(Rows from a figure dataset)
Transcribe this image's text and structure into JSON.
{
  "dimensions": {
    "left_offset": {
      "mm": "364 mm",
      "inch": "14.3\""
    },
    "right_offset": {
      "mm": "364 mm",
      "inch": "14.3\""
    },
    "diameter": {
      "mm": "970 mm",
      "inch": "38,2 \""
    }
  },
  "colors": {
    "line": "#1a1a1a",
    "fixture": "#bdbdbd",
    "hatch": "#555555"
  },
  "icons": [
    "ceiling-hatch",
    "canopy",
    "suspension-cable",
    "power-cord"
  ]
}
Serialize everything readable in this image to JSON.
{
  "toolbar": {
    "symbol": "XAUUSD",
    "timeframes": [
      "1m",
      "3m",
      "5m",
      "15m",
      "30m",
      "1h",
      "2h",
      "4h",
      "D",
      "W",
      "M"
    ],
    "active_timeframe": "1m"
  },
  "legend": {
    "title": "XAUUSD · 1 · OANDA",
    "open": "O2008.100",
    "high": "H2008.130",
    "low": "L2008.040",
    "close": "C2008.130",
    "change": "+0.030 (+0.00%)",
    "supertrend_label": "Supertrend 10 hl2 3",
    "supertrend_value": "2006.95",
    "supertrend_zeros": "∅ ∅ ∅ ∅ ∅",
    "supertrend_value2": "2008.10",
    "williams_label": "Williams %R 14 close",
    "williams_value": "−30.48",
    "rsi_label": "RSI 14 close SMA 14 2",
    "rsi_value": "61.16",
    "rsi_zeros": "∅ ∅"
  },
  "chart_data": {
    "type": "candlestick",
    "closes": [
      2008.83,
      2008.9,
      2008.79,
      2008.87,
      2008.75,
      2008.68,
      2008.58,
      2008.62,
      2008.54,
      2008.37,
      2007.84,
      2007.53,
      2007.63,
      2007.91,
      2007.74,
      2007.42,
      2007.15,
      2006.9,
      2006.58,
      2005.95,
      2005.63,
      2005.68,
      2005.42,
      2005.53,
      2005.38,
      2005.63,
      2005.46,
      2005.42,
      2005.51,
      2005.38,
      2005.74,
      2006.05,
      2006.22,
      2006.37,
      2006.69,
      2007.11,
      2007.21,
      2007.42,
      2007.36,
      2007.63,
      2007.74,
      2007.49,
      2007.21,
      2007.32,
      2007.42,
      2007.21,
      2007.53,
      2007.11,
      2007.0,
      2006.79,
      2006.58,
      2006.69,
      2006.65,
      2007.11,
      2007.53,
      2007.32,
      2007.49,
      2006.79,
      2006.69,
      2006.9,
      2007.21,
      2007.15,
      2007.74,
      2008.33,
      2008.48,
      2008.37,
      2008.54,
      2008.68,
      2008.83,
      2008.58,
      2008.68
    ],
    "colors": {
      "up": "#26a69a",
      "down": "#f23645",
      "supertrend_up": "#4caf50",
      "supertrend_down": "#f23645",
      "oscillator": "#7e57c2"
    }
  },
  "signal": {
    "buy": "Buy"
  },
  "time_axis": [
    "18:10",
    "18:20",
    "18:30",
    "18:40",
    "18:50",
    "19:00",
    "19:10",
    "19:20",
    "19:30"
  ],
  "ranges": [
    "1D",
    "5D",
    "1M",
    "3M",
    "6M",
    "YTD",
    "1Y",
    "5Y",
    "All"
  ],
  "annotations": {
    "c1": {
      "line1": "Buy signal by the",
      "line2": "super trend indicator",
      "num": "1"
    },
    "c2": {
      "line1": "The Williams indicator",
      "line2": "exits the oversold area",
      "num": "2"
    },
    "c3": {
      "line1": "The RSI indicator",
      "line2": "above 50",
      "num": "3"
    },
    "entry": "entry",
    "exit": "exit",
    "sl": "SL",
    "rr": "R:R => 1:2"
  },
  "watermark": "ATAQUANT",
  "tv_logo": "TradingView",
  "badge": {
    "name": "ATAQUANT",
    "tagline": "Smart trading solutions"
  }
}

§ **Work instructions**
Your task is to repeat the data exactly, with nothing left out.

§ **Result below**
Transcribe this image's text and structure into JSON.
{
  "dimensions": {
    "left_offset": {
      "mm": "364 mm",
      "inch": "14.3\""
    },
    "right_offset": {
      "mm": "364 mm",
      "inch": "14.3\""
    },
    "diameter": {
      "mm": "970 mm",
      "inch": "38,2 \""
    }
  },
  "colors": {
    "line": "#1a1a1a",
    "fixture": "#bdbdbd",
    "hatch": "#555555"
  },
  "icons": [
    "ceiling-hatch",
    "canopy",
    "suspension-cable",
    "power-cord"
  ]
}
Serialize everything readable in this image to JSON.
{
  "toolbar": {
    "symbol": "XAUUSD",
    "timeframes": [
      "1m",
      "3m",
      "5m",
      "15m",
      "30m",
      "1h",
      "2h",
      "4h",
      "D",
      "W",
      "M"
    ],
    "active_timeframe": "1m"
  },
  "legend": {
    "title": "XAUUSD · 1 · OANDA",
    "open": "O2008.100",
    "high": "H2008.130",
    "low": "L2008.040",
    "close": "C2008.130",
    "change": "+0.030 (+0.00%)",
    "supertrend_label": "Supertrend 10 hl2 3",
    "supertrend_value": "2006.95",
    "supertrend_zeros": "∅ ∅ ∅ ∅ ∅",
    "supertrend_value2": "2008.10",
    "williams_label": "Williams %R 14 close",
    "williams_value": "−30.48",
    "rsi_label": "RSI 14 close SMA 14 2",
    "rsi_value": "61.16",
    "rsi_zeros": "∅ ∅"
  },
  "chart_data": {
    "type": "candlestick",
    "closes": [
      2008.83,
      2008.9,
      2008.79,
      2008.87,
      2008.75,
      2008.68,
      2008.58,
      2008.62,
      2008.54,
      2008.37,
      2007.84,
      2007.53,
      2007.63,
      2007.91,
      2007.74,
      2007.42,
      2007.15,
      2006.9,
      2006.58,
      2005.95,
      2005.63,
      2005.68,
      2005.42,
      2005.53,
      2005.38,
      2005.63,
      2005.46,
      2005.42,
      2005.51,
      2005.38,
      2005.74,
      2006.05,
      2006.22,
      2006.37,
      2006.69,
      2007.11,
      2007.21,
      2007.42,
      2007.36,
      2007.63,
      2007.74,
      2007.49,
      2007.21,
      2007.32,
      2007.42,
      2007.21,
      2007.53,
      2007.11,
      2007.0,
      2006.79,
      2006.58,
      2006.69,
      2006.65,
      2007.11,
      2007.53,
      2007.32,
      2007.49,
      2006.79,
      2006.69,
      2006.9,
      2007.21,
      2007.15,
      2007.74,
      2008.33,
      2008.48,
      2008.37,
      2008.54,
      2008.68,
      2008.83,
      2008.58,
      2008.68
    ],
    "colors": {
      "up": "#26a69a",
      "down": "#f23645",
      "supertrend_up": "#4caf50",
      "supertrend_down": "#f23645",
      "oscillator": "#7e57c2"
    }
  },
  "signal": {
    "buy": "Buy"
  },
  "time_axis": [
    "18:10",
    "18:20",
    "18:30",
    "18:40",
    "18:50",
    "19:00",
    "19:10",
    "19:20",
    "19:30"
  ],
  "ranges": [
    "1D",
    "5D",
    "1M",
    "3M",
    "6M",
    "YTD",
    "1Y",
    "5Y",
    "All"
  ],
  "annotations": {
    "c1": {
      "line1": "Buy signal by the",
      "line2": "super trend indicator",
      "num": "1"
    },
    "c2": {
      "line1": "The Williams indicator",
      "line2": "exits the oversold area",
      "num": "2"
    },
    "c3": {
      "line1": "The RSI indicator",
      "line2": "above 50",
      "num": "3"
    },
    "entry": "entry",
    "exit": "exit",
    "sl": "SL",
    "rr": "R:R => 1:2"
  },
  "watermark": "ATAQUANT",
  "tv_logo": "TradingView",
  "badge": {
    "name": "ATAQUANT",
    "tagline": "Smart trading solutions"
  }
}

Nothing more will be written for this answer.